■ **What is asked**
Could you put every one of the entries below into a numbered list, leaving out any blank lines?

============================================================

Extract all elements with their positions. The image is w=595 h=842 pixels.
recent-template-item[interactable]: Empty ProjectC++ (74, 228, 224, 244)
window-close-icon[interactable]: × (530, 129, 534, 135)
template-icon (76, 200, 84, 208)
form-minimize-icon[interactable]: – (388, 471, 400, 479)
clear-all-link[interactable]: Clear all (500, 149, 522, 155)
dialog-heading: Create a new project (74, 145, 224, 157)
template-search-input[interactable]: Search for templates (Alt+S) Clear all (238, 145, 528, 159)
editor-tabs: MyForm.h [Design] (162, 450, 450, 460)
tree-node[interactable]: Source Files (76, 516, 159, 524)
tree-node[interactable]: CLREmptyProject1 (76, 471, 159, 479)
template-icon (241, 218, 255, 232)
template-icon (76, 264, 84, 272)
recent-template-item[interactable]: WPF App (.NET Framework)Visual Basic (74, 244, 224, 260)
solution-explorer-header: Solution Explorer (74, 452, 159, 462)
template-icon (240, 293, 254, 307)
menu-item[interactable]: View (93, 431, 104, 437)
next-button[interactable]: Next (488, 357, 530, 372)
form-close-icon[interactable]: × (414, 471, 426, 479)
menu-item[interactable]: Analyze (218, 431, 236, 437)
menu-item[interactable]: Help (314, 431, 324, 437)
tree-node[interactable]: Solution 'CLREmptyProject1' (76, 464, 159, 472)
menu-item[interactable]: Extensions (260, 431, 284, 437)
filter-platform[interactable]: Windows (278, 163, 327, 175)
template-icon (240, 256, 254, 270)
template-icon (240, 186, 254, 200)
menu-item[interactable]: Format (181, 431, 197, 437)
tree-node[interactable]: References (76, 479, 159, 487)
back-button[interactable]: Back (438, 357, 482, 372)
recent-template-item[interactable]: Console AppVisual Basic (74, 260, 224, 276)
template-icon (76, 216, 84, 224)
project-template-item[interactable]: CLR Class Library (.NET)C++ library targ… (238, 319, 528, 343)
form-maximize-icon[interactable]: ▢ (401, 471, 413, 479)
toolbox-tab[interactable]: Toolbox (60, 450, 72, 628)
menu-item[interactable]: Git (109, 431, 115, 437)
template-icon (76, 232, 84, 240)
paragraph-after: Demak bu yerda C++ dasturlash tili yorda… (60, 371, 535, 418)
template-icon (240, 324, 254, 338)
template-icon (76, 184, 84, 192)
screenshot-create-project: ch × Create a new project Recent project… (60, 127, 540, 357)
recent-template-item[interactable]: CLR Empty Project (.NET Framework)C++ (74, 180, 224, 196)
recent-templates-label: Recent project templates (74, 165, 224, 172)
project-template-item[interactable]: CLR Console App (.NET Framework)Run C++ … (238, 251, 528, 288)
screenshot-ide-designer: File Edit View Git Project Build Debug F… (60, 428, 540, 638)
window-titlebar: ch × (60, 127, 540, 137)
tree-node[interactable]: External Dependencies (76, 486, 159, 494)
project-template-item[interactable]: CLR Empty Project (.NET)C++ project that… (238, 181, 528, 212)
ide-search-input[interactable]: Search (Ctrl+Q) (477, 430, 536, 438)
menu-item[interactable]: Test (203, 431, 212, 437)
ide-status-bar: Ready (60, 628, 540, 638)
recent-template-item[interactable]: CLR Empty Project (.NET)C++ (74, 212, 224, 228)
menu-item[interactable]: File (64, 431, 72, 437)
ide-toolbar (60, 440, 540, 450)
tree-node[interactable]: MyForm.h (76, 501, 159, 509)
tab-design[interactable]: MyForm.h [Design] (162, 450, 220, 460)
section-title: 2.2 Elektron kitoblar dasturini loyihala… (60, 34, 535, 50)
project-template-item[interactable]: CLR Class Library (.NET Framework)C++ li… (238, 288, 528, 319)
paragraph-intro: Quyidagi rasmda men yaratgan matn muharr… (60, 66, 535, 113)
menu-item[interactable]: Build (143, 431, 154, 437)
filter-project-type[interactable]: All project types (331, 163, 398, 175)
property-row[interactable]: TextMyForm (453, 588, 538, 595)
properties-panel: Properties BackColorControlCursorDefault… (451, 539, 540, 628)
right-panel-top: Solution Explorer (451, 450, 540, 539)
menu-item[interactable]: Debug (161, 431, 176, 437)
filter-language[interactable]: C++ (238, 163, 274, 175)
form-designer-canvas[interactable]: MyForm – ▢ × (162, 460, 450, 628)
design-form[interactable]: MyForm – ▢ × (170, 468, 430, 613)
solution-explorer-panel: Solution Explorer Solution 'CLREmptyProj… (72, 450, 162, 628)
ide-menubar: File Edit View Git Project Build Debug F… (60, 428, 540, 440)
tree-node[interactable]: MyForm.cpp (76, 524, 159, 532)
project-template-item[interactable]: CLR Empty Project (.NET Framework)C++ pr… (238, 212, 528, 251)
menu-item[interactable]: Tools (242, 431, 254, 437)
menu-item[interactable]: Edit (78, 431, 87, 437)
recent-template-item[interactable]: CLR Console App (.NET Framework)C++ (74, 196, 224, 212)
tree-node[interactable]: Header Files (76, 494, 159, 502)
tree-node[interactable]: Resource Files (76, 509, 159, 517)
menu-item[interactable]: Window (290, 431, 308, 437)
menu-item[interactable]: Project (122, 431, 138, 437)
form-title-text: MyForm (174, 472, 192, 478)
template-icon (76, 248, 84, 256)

============================================================

■ **Reply to the task**
1. Extract all elements with their positions. The image is w=595 h=842 pixels.
2. recent-template-item[interactable]: Empty ProjectC++ (74, 228, 224, 244)
3. window-close-icon[interactable]: × (530, 129, 534, 135)
4. template-icon (76, 200, 84, 208)
5. form-minimize-icon[interactable]: – (388, 471, 400, 479)
6. clear-all-link[interactable]: Clear all (500, 149, 522, 155)
7. dialog-heading: Create a new project (74, 145, 224, 157)
8. template-search-input[interactable]: Search for templates (Alt+S) Clear all (238, 145, 528, 159)
9. editor-tabs: MyForm.h [Design] (162, 450, 450, 460)
10. tree-node[interactable]: Source Files (76, 516, 159, 524)
11. tree-node[interactable]: CLREmptyProject1 (76, 471, 159, 479)
12. template-icon (241, 218, 255, 232)
13. template-icon (76, 264, 84, 272)
14. recent-template-item[interactable]: WPF App (.NET Framework)Visual Basic (74, 244, 224, 260)
15. solution-explorer-header: Solution Explorer (74, 452, 159, 462)
16. template-icon (240, 293, 254, 307)
17. menu-item[interactable]: View (93, 431, 104, 437)
18. next-button[interactable]: Next (488, 357, 530, 372)
19. form-close-icon[interactable]: × (414, 471, 426, 479)
20. menu-item[interactable]: Analyze (218, 431, 236, 437)
21. menu-item[interactable]: Help (314, 431, 324, 437)
22. tree-node[interactable]: Solution 'CLREmptyProject1' (76, 464, 159, 472)
23. menu-item[interactable]: Extensions (260, 431, 284, 437)
24. filter-platform[interactable]: Windows (278, 163, 327, 175)
25. template-icon (240, 256, 254, 270)
26. template-icon (240, 186, 254, 200)
27. menu-item[interactable]: Format (181, 431, 197, 437)
28. tree-node[interactable]: References (76, 479, 159, 487)
29. back-button[interactable]: Back (438, 357, 482, 372)
30. recent-template-item[interactable]: Console AppVisual Basic (74, 260, 224, 276)
31. template-icon (76, 216, 84, 224)
32. project-template-item[interactable]: CLR Class Library (.NET)C++ library targ… (238, 319, 528, 343)
33. form-maximize-icon[interactable]: ▢ (401, 471, 413, 479)
34. toolbox-tab[interactable]: Toolbox (60, 450, 72, 628)
35. menu-item[interactable]: Git (109, 431, 115, 437)
36. template-icon (76, 232, 84, 240)
37. paragraph-after: Demak bu yerda C++ dasturlash tili yorda… (60, 371, 535, 418)
38. template-icon (240, 324, 254, 338)
39. template-icon (76, 184, 84, 192)
40. screenshot-create-project: ch × Create a new project Recent project… (60, 127, 540, 357)
41. recent-template-item[interactable]: CLR Empty Project (.NET Framework)C++ (74, 180, 224, 196)
42. recent-templates-label: Recent project templates (74, 165, 224, 172)
43. project-template-item[interactable]: CLR Console App (.NET Framework)Run C++ … (238, 251, 528, 288)
44. screenshot-ide-designer: File Edit View Git Project Build Debug F… (60, 428, 540, 638)
45. window-titlebar: ch × (60, 127, 540, 137)
46. tree-node[interactable]: External Dependencies (76, 486, 159, 494)
47. project-template-item[interactable]: CLR Empty Project (.NET)C++ project that… (238, 181, 528, 212)
48. ide-search-input[interactable]: Search (Ctrl+Q) (477, 430, 536, 438)
49. menu-item[interactable]: Test (203, 431, 212, 437)
50. ide-status-bar: Ready (60, 628, 540, 638)
51. recent-template-item[interactable]: CLR Empty Project (.NET)C++ (74, 212, 224, 228)
52. menu-item[interactable]: File (64, 431, 72, 437)
53. ide-toolbar (60, 440, 540, 450)
54. tree-node[interactable]: MyForm.h (76, 501, 159, 509)
55. tab-design[interactable]: MyForm.h [Design] (162, 450, 220, 460)
56. section-title: 2.2 Elektron kitoblar dasturini loyihala… (60, 34, 535, 50)
57. project-template-item[interactable]: CLR Class Library (.NET Framework)C++ li… (238, 288, 528, 319)
58. paragraph-intro: Quyidagi rasmda men yaratgan matn muharr… (60, 66, 535, 113)
59. menu-item[interactable]: Build (143, 431, 154, 437)
60. filter-project-type[interactable]: All project types (331, 163, 398, 175)
61. property-row[interactable]: TextMyForm (453, 588, 538, 595)
62. properties-panel: Properties BackColorControlCursorDefault… (451, 539, 540, 628)
63. right-panel-top: Solution Explorer (451, 450, 540, 539)
64. menu-item[interactable]: Debug (161, 431, 176, 437)
65. filter-language[interactable]: C++ (238, 163, 274, 175)
66. form-designer-canvas[interactable]: MyForm – ▢ × (162, 460, 450, 628)
67. design-form[interactable]: MyForm – ▢ × (170, 468, 430, 613)
68. solution-explorer-panel: Solution Explorer Solution 'CLREmptyProj… (72, 450, 162, 628)
69. ide-menubar: File Edit View Git Project Build Debug F… (60, 428, 540, 440)
70. tree-node[interactable]: MyForm.cpp (76, 524, 159, 532)
71. project-template-item[interactable]: CLR Empty Project (.NET Framework)C++ pr… (238, 212, 528, 251)
72. menu-item[interactable]: Tools (242, 431, 254, 437)
73. menu-item[interactable]: Edit (78, 431, 87, 437)
74. recent-template-item[interactable]: CLR Console App (.NET Framework)C++ (74, 196, 224, 212)
75. tree-node[interactable]: Header Files (76, 494, 159, 502)
76. tree-node[interactable]: Resource Files (76, 509, 159, 517)
77. menu-item[interactable]: Window (290, 431, 308, 437)
78. menu-item[interactable]: Project (122, 431, 138, 437)
79. form-title-text: MyForm (174, 472, 192, 478)
80. template-icon (76, 248, 84, 256)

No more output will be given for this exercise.